* _Written request_: What is the number of lines holding the word "ylabel"? Write that number and nothing else.

————

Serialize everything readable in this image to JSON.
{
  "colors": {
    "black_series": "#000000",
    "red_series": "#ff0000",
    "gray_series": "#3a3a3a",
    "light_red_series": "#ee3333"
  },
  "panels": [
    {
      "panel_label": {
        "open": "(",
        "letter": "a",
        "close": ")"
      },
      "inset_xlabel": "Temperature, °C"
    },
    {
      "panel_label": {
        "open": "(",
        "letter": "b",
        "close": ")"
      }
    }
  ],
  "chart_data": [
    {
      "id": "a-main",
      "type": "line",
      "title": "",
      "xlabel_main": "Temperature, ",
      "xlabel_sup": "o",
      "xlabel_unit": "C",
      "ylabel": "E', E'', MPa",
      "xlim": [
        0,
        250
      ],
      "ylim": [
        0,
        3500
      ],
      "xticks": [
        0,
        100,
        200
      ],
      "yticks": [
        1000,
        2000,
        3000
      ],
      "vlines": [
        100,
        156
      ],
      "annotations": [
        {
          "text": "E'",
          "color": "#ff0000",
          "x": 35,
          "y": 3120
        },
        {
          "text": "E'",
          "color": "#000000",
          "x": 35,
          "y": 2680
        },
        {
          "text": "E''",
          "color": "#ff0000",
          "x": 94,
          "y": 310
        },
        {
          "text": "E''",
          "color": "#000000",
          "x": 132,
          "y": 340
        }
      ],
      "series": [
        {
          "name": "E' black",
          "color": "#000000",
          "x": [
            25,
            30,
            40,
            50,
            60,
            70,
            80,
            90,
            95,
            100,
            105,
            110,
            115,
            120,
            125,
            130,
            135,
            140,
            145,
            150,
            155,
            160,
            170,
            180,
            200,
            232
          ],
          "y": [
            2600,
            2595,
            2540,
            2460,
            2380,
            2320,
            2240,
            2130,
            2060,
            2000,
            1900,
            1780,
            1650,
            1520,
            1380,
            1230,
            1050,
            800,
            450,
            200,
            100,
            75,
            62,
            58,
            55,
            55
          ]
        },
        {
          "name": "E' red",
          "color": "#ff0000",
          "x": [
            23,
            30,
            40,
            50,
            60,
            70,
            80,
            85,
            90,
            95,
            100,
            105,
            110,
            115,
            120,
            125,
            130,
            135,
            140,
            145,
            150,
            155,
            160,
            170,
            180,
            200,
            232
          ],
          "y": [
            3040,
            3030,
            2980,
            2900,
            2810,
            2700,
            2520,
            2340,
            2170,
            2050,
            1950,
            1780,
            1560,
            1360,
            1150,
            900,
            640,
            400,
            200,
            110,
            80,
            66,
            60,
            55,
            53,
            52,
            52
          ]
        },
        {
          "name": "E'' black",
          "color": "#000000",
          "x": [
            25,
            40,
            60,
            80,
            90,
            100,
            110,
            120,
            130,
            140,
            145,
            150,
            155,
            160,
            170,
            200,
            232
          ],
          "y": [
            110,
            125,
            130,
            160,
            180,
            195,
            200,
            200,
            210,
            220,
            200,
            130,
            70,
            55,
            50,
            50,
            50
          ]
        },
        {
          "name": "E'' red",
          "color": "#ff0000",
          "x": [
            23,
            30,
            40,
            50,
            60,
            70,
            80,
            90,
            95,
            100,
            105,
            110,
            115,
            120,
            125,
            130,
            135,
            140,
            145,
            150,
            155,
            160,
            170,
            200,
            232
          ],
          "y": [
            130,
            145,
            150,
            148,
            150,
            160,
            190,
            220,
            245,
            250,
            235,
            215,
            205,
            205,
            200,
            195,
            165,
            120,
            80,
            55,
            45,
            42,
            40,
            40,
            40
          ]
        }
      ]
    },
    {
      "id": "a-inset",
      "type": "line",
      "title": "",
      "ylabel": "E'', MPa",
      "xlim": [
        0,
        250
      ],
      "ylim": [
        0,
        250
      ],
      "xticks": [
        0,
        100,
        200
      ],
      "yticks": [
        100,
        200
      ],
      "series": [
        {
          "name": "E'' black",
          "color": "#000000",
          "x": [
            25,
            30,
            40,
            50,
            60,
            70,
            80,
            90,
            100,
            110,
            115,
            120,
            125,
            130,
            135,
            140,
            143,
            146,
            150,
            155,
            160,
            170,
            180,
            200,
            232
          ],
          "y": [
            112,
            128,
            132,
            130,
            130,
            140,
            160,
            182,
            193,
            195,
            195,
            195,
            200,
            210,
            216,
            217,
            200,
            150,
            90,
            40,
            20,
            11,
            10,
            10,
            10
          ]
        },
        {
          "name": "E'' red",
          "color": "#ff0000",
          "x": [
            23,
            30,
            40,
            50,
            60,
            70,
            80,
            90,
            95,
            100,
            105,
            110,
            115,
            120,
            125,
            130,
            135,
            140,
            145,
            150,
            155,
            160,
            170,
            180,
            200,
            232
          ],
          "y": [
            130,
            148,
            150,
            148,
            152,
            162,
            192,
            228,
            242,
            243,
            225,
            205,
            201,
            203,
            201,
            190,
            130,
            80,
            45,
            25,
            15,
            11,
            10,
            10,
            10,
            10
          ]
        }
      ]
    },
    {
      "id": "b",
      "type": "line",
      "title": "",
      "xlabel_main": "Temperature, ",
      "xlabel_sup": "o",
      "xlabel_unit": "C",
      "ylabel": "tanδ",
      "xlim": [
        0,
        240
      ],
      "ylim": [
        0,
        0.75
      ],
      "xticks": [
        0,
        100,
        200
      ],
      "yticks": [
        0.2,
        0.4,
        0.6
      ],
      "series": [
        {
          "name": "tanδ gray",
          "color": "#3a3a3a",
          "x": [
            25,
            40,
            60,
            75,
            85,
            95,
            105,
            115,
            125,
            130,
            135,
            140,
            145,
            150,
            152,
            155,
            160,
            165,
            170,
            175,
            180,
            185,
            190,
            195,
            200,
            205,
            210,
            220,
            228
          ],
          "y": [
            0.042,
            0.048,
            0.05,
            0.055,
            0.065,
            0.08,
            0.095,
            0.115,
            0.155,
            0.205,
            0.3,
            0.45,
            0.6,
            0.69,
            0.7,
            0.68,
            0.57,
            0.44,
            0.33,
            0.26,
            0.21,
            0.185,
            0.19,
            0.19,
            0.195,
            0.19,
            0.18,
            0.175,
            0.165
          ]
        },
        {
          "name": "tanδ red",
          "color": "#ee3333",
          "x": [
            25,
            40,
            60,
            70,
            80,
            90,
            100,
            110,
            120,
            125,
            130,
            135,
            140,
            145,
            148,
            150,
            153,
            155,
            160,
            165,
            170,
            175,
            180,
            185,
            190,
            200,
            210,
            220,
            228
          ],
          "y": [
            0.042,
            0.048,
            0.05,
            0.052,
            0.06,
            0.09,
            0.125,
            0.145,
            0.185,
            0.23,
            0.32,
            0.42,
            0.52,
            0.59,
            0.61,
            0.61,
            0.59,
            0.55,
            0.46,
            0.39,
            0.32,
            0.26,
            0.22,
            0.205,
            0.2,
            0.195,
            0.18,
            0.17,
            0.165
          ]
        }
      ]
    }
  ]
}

————

* _Complete response_: 3